"""
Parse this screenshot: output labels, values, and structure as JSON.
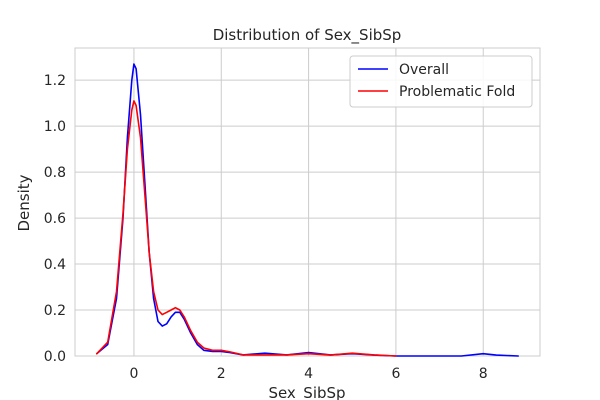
{
  "chart_data": {
    "type": "line",
    "title": "Distribution of Sex_SibSp",
    "xlabel": "Sex_SibSp",
    "ylabel": "Density",
    "xlim": [
      -1.35,
      9.3
    ],
    "ylim": [
      0,
      1.34
    ],
    "xticks": [
      "0",
      "2",
      "4",
      "6",
      "8"
    ],
    "yticks": [
      "0.0",
      "0.2",
      "0.4",
      "0.6",
      "0.8",
      "1.0",
      "1.2"
    ],
    "grid": true,
    "legend_position": "top-right",
    "series": [
      {
        "name": "Overall",
        "color": "#0000ff",
        "points": [
          [
            -0.85,
            0.01
          ],
          [
            -0.6,
            0.05
          ],
          [
            -0.4,
            0.25
          ],
          [
            -0.25,
            0.6
          ],
          [
            -0.15,
            0.95
          ],
          [
            -0.05,
            1.2
          ],
          [
            0.0,
            1.27
          ],
          [
            0.05,
            1.25
          ],
          [
            0.15,
            1.05
          ],
          [
            0.25,
            0.75
          ],
          [
            0.35,
            0.45
          ],
          [
            0.45,
            0.25
          ],
          [
            0.55,
            0.15
          ],
          [
            0.65,
            0.13
          ],
          [
            0.75,
            0.14
          ],
          [
            0.85,
            0.17
          ],
          [
            0.95,
            0.19
          ],
          [
            1.05,
            0.19
          ],
          [
            1.15,
            0.16
          ],
          [
            1.3,
            0.1
          ],
          [
            1.45,
            0.05
          ],
          [
            1.6,
            0.025
          ],
          [
            1.8,
            0.02
          ],
          [
            2.0,
            0.02
          ],
          [
            2.2,
            0.015
          ],
          [
            2.5,
            0.005
          ],
          [
            3.0,
            0.012
          ],
          [
            3.5,
            0.005
          ],
          [
            4.0,
            0.015
          ],
          [
            4.5,
            0.005
          ],
          [
            5.0,
            0.01
          ],
          [
            5.5,
            0.004
          ],
          [
            6.0,
            0.0
          ],
          [
            6.5,
            0.0
          ],
          [
            7.0,
            0.0
          ],
          [
            7.5,
            0.0
          ],
          [
            8.0,
            0.01
          ],
          [
            8.3,
            0.004
          ],
          [
            8.8,
            0.0
          ]
        ]
      },
      {
        "name": "Problematic Fold",
        "color": "#ff0000",
        "points": [
          [
            -0.85,
            0.01
          ],
          [
            -0.6,
            0.06
          ],
          [
            -0.4,
            0.28
          ],
          [
            -0.25,
            0.62
          ],
          [
            -0.15,
            0.9
          ],
          [
            -0.05,
            1.07
          ],
          [
            0.0,
            1.11
          ],
          [
            0.05,
            1.09
          ],
          [
            0.15,
            0.95
          ],
          [
            0.25,
            0.7
          ],
          [
            0.35,
            0.45
          ],
          [
            0.45,
            0.28
          ],
          [
            0.55,
            0.2
          ],
          [
            0.65,
            0.18
          ],
          [
            0.75,
            0.19
          ],
          [
            0.85,
            0.2
          ],
          [
            0.95,
            0.21
          ],
          [
            1.05,
            0.2
          ],
          [
            1.15,
            0.17
          ],
          [
            1.3,
            0.11
          ],
          [
            1.45,
            0.06
          ],
          [
            1.6,
            0.035
          ],
          [
            1.8,
            0.025
          ],
          [
            2.0,
            0.025
          ],
          [
            2.2,
            0.018
          ],
          [
            2.5,
            0.005
          ],
          [
            3.0,
            0.005
          ],
          [
            3.5,
            0.005
          ],
          [
            4.0,
            0.01
          ],
          [
            4.5,
            0.004
          ],
          [
            5.0,
            0.012
          ],
          [
            5.5,
            0.005
          ],
          [
            6.0,
            0.0
          ]
        ]
      }
    ]
  }
}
"""
= CHALLENGE =
Reproduce the material above verbatim; omit every picture.

= RESULT OF THE TASK =
Parse this screenshot: output labels, values, and structure as JSON.
{
  "chart_data": {
    "type": "line",
    "title": "Distribution of Sex_SibSp",
    "xlabel": "Sex_SibSp",
    "ylabel": "Density",
    "xlim": [
      -1.35,
      9.3
    ],
    "ylim": [
      0,
      1.34
    ],
    "xticks": [
      "0",
      "2",
      "4",
      "6",
      "8"
    ],
    "yticks": [
      "0.0",
      "0.2",
      "0.4",
      "0.6",
      "0.8",
      "1.0",
      "1.2"
    ],
    "grid": true,
    "legend_position": "top-right",
    "series": [
      {
        "name": "Overall",
        "color": "#0000ff",
        "points": [
          [
            -0.85,
            0.01
          ],
          [
            -0.6,
            0.05
          ],
          [
            -0.4,
            0.25
          ],
          [
            -0.25,
            0.6
          ],
          [
            -0.15,
            0.95
          ],
          [
            -0.05,
            1.2
          ],
          [
            0.0,
            1.27
          ],
          [
            0.05,
            1.25
          ],
          [
            0.15,
            1.05
          ],
          [
            0.25,
            0.75
          ],
          [
            0.35,
            0.45
          ],
          [
            0.45,
            0.25
          ],
          [
            0.55,
            0.15
          ],
          [
            0.65,
            0.13
          ],
          [
            0.75,
            0.14
          ],
          [
            0.85,
            0.17
          ],
          [
            0.95,
            0.19
          ],
          [
            1.05,
            0.19
          ],
          [
            1.15,
            0.16
          ],
          [
            1.3,
            0.1
          ],
          [
            1.45,
            0.05
          ],
          [
            1.6,
            0.025
          ],
          [
            1.8,
            0.02
          ],
          [
            2.0,
            0.02
          ],
          [
            2.2,
            0.015
          ],
          [
            2.5,
            0.005
          ],
          [
            3.0,
            0.012
          ],
          [
            3.5,
            0.005
          ],
          [
            4.0,
            0.015
          ],
          [
            4.5,
            0.005
          ],
          [
            5.0,
            0.01
          ],
          [
            5.5,
            0.004
          ],
          [
            6.0,
            0.0
          ],
          [
            6.5,
            0.0
          ],
          [
            7.0,
            0.0
          ],
          [
            7.5,
            0.0
          ],
          [
            8.0,
            0.01
          ],
          [
            8.3,
            0.004
          ],
          [
            8.8,
            0.0
          ]
        ]
      },
      {
        "name": "Problematic Fold",
        "color": "#ff0000",
        "points": [
          [
            -0.85,
            0.01
          ],
          [
            -0.6,
            0.06
          ],
          [
            -0.4,
            0.28
          ],
          [
            -0.25,
            0.62
          ],
          [
            -0.15,
            0.9
          ],
          [
            -0.05,
            1.07
          ],
          [
            0.0,
            1.11
          ],
          [
            0.05,
            1.09
          ],
          [
            0.15,
            0.95
          ],
          [
            0.25,
            0.7
          ],
          [
            0.35,
            0.45
          ],
          [
            0.45,
            0.28
          ],
          [
            0.55,
            0.2
          ],
          [
            0.65,
            0.18
          ],
          [
            0.75,
            0.19
          ],
          [
            0.85,
            0.2
          ],
          [
            0.95,
            0.21
          ],
          [
            1.05,
            0.2
          ],
          [
            1.15,
            0.17
          ],
          [
            1.3,
            0.11
          ],
          [
            1.45,
            0.06
          ],
          [
            1.6,
            0.035
          ],
          [
            1.8,
            0.025
          ],
          [
            2.0,
            0.025
          ],
          [
            2.2,
            0.018
          ],
          [
            2.5,
            0.005
          ],
          [
            3.0,
            0.005
          ],
          [
            3.5,
            0.005
          ],
          [
            4.0,
            0.01
          ],
          [
            4.5,
            0.004
          ],
          [
            5.0,
            0.012
          ],
          [
            5.5,
            0.005
          ],
          [
            6.0,
            0.0
          ]
        ]
      }
    ]
  }
}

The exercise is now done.